Basic NLP pipeline is a tagger, a parser, and then NER which stands for name entity recognition

In [8]:
nlp.pipeline

[('tagger', <spacy.pipeline.pipes.Tagger at 0x7f8a16d104a8>),
 ('parser', <spacy.pipeline.pipes.DependencyParser at 0x7f8a16ba6288>),
 ('ner', <spacy.pipeline.pipes.EntityRecognizer at 0x7f8a16ba62e8>)]

In [10]:
nlp.pipe_names

['tagger', 'parser', 'ner']

### Tokenization

First step before processing any text is split it up into a component parts, such word into punctuation into a token.

In [15]:
doc2 = nlp(u"Tesla isn't looking into stratup anymore.")

In [12]:
for token in doc2:
    print(token.text, token.pos_,token.dep_)

Tesla ADV nsubj
is AUX aux
n't PART neg
looking VERB ROOT
into ADP prep
stratup NOUN pobj
anymore ADV advmod


In [16]:
doc2[0]

Tesla

### Part-of-Speech Tagging (POS)
The next step after splitting the text up into tokens is to assign parts of speech. In the above example, `Tesla` was recognized to be a ***proper noun***. Here some statistical modeling is required. For example, words that follow "the" are typically nouns.

In [17]:
doc2[0].pos_

'ADV'

### Dependencies
We also looked at the syntactic dependencies assigned to each token. `Tesla` is identified as an `nsubj` or the ***nominal subject*** of the sentence.

In [18]:
doc2[0].dep_

'nsubj'

In [19]:
spacy.explain('PROPN')

'proper noun'

In [20]:
spacy.explain('nsubj')

'nominal subject'

### Additional Token Attributes
We'll see these again in upcoming lectures. For now we just want to illustrate some of the other information that spaCy assigns to tokens:

|Tag|Description|doc2[0].tag|
|:------|:------:|:------|
|`.text`|The original word text<!-- .element: style="text-align:left;" -->|`Tesla`|
|`.lemma_`|The base form of the word|`tesla`|
|`.pos_`|The simple part-of-speech tag|`PROPN`/`proper noun`|
|`.tag_`|The detailed part-of-speech tag|`NNP`/`noun, proper singular`|
|`.shape_`|The word shape – capitalization, punctuation, digits|`Xxxxx`|
|`.is_alpha`|Is the token an alpha character?|`True`|
|`.is_stop`|Is the token part of a stop list, i.e. the most common words of the language?|`False`|

#### Lemmas (the base form of the word):

In [23]:
print(doc2[3].text)

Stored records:
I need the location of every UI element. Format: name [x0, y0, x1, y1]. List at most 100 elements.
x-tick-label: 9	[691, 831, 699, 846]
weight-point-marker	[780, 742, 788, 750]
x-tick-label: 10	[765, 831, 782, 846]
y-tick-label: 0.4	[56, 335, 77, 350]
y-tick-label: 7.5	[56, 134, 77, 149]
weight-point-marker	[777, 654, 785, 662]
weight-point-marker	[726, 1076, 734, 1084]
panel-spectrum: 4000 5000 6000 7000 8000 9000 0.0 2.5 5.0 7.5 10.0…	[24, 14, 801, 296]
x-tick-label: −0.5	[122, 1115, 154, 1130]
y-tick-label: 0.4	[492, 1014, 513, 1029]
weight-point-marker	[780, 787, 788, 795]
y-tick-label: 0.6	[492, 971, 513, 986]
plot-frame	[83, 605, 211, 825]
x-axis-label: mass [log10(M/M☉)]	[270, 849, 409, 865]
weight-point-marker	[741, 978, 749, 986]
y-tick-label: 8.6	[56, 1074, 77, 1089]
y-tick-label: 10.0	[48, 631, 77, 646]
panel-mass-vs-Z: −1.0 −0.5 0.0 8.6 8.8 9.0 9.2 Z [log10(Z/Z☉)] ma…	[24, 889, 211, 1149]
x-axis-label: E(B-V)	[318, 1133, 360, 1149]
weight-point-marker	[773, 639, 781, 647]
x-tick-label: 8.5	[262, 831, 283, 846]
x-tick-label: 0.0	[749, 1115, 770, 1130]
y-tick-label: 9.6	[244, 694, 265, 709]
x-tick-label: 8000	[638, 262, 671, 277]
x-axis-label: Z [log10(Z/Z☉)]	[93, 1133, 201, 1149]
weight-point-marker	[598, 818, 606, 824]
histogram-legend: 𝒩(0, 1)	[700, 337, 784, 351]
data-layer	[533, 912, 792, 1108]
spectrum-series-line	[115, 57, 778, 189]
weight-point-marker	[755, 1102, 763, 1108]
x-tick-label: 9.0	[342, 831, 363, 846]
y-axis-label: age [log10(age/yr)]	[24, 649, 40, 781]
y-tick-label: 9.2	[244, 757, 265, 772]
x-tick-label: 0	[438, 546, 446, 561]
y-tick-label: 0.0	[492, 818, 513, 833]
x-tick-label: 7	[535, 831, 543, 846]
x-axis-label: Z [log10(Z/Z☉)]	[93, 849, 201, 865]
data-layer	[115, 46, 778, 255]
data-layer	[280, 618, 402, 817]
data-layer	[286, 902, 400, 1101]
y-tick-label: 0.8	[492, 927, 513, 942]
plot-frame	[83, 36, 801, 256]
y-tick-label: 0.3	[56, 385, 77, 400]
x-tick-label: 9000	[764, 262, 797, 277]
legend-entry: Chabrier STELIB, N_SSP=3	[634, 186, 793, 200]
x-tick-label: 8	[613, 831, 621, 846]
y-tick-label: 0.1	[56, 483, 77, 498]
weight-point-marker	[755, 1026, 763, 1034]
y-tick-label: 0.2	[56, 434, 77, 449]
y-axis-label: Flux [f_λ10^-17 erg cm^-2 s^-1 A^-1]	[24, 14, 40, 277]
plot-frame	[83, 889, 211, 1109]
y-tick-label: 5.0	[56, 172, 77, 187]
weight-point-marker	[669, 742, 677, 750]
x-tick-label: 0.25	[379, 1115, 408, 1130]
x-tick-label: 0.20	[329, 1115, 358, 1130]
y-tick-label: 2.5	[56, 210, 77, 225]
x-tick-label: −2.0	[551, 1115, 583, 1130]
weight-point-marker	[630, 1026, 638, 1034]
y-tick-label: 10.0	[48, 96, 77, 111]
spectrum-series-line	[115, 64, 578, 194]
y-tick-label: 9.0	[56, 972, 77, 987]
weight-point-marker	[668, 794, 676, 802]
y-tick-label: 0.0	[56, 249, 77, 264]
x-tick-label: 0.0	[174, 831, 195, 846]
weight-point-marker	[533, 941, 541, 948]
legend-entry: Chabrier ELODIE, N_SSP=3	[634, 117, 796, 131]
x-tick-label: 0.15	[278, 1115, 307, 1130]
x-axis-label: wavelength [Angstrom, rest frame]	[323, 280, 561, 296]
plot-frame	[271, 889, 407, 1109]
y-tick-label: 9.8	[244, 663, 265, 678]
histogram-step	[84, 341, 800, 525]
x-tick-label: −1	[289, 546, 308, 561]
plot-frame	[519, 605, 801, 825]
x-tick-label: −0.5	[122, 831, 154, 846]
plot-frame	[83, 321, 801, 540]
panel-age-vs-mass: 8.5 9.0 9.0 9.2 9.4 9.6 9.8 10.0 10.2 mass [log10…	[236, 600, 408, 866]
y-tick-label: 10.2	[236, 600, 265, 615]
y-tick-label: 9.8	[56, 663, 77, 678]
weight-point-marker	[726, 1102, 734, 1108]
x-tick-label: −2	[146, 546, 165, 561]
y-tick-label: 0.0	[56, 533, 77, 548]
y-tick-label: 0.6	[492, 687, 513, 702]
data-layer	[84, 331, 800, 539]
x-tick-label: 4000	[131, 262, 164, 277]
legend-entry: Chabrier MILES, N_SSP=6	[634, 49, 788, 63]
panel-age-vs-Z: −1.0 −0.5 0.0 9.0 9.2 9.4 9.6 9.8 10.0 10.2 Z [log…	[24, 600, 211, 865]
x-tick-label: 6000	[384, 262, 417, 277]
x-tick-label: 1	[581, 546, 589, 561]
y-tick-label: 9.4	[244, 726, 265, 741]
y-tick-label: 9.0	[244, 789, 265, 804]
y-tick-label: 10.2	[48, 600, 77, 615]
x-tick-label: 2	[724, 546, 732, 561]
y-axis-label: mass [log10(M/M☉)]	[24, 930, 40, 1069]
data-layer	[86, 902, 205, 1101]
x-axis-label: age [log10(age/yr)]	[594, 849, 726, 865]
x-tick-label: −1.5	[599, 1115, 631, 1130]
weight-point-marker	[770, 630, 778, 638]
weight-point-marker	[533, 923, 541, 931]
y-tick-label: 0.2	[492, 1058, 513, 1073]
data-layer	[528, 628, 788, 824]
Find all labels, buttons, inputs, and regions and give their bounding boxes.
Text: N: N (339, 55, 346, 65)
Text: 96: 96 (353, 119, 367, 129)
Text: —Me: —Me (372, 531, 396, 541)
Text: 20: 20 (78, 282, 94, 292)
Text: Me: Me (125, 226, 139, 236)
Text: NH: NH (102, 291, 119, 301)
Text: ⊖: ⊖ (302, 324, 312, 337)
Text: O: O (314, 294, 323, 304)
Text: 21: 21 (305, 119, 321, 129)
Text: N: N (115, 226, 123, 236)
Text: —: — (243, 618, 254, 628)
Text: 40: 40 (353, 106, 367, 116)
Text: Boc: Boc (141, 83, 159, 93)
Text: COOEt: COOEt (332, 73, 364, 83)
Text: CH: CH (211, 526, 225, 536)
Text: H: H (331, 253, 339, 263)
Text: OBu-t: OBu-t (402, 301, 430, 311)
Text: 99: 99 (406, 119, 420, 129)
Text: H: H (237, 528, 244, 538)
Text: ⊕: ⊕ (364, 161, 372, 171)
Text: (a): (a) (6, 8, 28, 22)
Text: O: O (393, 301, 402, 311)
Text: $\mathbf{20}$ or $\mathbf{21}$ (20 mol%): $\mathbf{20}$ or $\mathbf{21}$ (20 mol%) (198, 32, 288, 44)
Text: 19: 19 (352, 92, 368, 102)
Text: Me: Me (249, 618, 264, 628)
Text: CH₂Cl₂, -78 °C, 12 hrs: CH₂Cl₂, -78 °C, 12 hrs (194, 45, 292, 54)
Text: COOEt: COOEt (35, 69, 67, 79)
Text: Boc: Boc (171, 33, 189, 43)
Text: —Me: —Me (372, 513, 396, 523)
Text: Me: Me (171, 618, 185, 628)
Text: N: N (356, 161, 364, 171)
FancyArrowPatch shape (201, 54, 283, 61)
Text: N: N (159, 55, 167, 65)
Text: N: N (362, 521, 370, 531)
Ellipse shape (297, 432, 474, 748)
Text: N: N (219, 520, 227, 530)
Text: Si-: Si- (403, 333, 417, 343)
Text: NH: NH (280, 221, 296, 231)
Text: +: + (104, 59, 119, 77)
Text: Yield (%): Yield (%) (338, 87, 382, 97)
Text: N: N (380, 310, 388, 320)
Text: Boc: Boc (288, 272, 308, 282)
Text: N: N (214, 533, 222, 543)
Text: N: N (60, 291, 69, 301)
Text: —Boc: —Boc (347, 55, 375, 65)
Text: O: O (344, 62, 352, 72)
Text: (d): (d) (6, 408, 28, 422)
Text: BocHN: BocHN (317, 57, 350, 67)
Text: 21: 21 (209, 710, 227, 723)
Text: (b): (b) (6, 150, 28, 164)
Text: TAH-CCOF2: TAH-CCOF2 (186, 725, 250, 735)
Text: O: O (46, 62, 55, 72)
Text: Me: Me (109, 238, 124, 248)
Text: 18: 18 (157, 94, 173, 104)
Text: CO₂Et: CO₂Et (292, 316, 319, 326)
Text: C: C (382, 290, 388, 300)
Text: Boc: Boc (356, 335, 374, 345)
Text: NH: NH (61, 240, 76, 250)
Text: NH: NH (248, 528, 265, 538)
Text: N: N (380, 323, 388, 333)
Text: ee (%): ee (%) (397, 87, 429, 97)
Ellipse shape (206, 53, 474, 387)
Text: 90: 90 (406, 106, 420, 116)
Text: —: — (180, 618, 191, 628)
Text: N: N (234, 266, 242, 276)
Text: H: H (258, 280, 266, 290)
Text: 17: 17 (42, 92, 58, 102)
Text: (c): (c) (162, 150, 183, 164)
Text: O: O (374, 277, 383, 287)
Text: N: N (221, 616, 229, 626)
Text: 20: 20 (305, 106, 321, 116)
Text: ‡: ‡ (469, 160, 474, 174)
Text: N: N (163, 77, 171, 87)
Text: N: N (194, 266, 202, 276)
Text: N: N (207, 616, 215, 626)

What is required: Can you proceed with the spaCy tutorial above, picking up right after its last line?

Solved problem:
print(doc2[3].lemma_)

looking
look


#### Word Shapes:

In [24]:
print(doc2[0].text+': '+doc2[0].shape_)
print(doc[5].text+' : '+doc[5].shape_)

Tesla: Xxxxx
U.S. : X.X.


### Spans
Large Doc objects can be hard to work with at times. A **span** is a slice of Doc object in the form `Doc[start:stop]`.

In [25]:
doc3 = nlp(u'Although commmonly attributed to John Lennon from his song "Beautiful Boy", \
the phrase "Life is what happens to us while we are making other plans" was written by \
cartoonist Allen Saunders and published in Reader\'s Digest in 1957, when Lennon was 17.')

In [26]:
life_quote = doc3[16:30]
print(life_quote)

"Life is what happens to us while we are making other plans"


In [27]:
type(life_quote)

spacy.tokens.span.Span

### Sentences
Certain tokens inside a Doc object may also receive a "start of sentence" tag. While this doesn't immediately build a list of sentences, these tags enable the generation of sentence segments through `Doc.sents`. Later we'll write our own segmentation rules.

In [31]:
doc4 = nlp(u'This is the first sentence. This is another sentence. This is the last sentence.')

In [32]:
for sentence in doc4.sents:
    print(sentence)

This is the first sentence.
This is another sentence.
This is the last sentence.


#### Checking if word is Start of the sentence.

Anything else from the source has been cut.